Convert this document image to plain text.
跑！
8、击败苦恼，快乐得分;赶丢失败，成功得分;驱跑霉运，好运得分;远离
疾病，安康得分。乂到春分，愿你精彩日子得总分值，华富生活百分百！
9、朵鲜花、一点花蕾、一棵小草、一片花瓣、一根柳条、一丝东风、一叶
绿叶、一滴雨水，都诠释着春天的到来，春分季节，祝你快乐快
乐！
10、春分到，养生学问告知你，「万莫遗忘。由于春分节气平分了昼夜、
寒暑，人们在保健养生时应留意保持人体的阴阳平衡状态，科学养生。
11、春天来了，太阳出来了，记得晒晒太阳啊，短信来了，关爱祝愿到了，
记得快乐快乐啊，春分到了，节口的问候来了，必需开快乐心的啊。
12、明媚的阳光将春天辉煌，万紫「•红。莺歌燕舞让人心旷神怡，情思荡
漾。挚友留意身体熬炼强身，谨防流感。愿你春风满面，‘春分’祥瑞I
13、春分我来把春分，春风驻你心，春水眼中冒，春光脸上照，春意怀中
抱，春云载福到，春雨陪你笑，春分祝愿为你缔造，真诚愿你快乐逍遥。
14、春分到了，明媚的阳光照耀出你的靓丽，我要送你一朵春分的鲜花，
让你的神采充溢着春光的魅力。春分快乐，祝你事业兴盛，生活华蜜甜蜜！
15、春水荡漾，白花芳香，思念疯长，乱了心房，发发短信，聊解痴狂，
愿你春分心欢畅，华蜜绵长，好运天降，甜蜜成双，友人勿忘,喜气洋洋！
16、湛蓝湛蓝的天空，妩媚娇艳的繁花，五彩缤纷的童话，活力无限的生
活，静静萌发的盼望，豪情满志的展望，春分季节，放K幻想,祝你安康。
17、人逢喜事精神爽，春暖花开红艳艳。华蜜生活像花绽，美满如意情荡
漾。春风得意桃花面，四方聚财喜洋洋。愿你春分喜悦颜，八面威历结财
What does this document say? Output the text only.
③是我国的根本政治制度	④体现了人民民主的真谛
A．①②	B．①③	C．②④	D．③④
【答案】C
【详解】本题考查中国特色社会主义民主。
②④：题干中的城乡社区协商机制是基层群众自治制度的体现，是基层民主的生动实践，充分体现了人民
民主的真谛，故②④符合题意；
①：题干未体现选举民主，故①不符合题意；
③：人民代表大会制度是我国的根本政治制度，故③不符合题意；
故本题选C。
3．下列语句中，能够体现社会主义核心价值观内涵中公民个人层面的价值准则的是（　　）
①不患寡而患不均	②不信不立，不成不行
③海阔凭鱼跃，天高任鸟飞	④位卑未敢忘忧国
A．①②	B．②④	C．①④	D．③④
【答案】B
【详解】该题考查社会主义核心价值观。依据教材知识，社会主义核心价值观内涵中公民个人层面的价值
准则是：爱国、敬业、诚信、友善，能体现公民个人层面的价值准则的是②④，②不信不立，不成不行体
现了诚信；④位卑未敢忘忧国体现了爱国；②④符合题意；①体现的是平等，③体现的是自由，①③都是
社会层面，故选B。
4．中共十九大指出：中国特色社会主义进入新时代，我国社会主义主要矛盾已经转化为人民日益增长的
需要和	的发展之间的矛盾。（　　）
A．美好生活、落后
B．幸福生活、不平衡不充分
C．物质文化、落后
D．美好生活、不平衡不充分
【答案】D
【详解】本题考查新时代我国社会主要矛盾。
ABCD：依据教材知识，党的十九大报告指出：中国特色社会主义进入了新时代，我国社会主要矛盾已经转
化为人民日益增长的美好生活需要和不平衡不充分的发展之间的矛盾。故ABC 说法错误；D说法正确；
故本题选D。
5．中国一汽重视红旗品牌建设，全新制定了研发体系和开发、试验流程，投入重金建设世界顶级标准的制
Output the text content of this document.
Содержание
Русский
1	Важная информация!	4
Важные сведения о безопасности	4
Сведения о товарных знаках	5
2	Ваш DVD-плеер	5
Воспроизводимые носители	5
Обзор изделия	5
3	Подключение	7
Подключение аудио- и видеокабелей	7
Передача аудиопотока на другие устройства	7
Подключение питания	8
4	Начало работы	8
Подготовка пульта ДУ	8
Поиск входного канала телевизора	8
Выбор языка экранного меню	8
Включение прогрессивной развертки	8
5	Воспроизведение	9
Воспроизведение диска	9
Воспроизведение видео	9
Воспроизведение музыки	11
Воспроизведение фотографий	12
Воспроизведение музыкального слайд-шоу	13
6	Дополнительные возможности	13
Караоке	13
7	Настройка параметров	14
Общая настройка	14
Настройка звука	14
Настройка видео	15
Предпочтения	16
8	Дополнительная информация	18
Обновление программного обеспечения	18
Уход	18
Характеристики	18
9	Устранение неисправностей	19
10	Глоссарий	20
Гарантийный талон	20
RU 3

→ Exercise aim
Starting at the line that contains "Output the text content of this document.", copy each line exactly through the end of the listing above. Include that first line and the last one, and add nothing.

→ Right answer
Output the text content of this document.
Содержание
Русский
1	Важная информация!	4
Важные сведения о безопасности	4
Сведения о товарных знаках	5
2	Ваш DVD-плеер	5
Воспроизводимые носители	5
Обзор изделия	5
3	Подключение	7
Подключение аудио- и видеокабелей	7
Передача аудиопотока на другие устройства	7
Подключение питания	8
4	Начало работы	8
Подготовка пульта ДУ	8
Поиск входного канала телевизора	8
Выбор языка экранного меню	8
Включение прогрессивной развертки	8
5	Воспроизведение	9
Воспроизведение диска	9
Воспроизведение видео	9
Воспроизведение музыки	11
Воспроизведение фотографий	12
Воспроизведение музыкального слайд-шоу	13
6	Дополнительные возможности	13
Караоке	13
7	Настройка параметров	14
Общая настройка	14
Настройка звука	14
Настройка видео	15
Предпочтения	16
8	Дополнительная информация	18
Обновление программного обеспечения	18
Уход	18
Характеристики	18
9	Устранение неисправностей	19
10	Глоссарий	20
Гарантийный талон	20
RU 3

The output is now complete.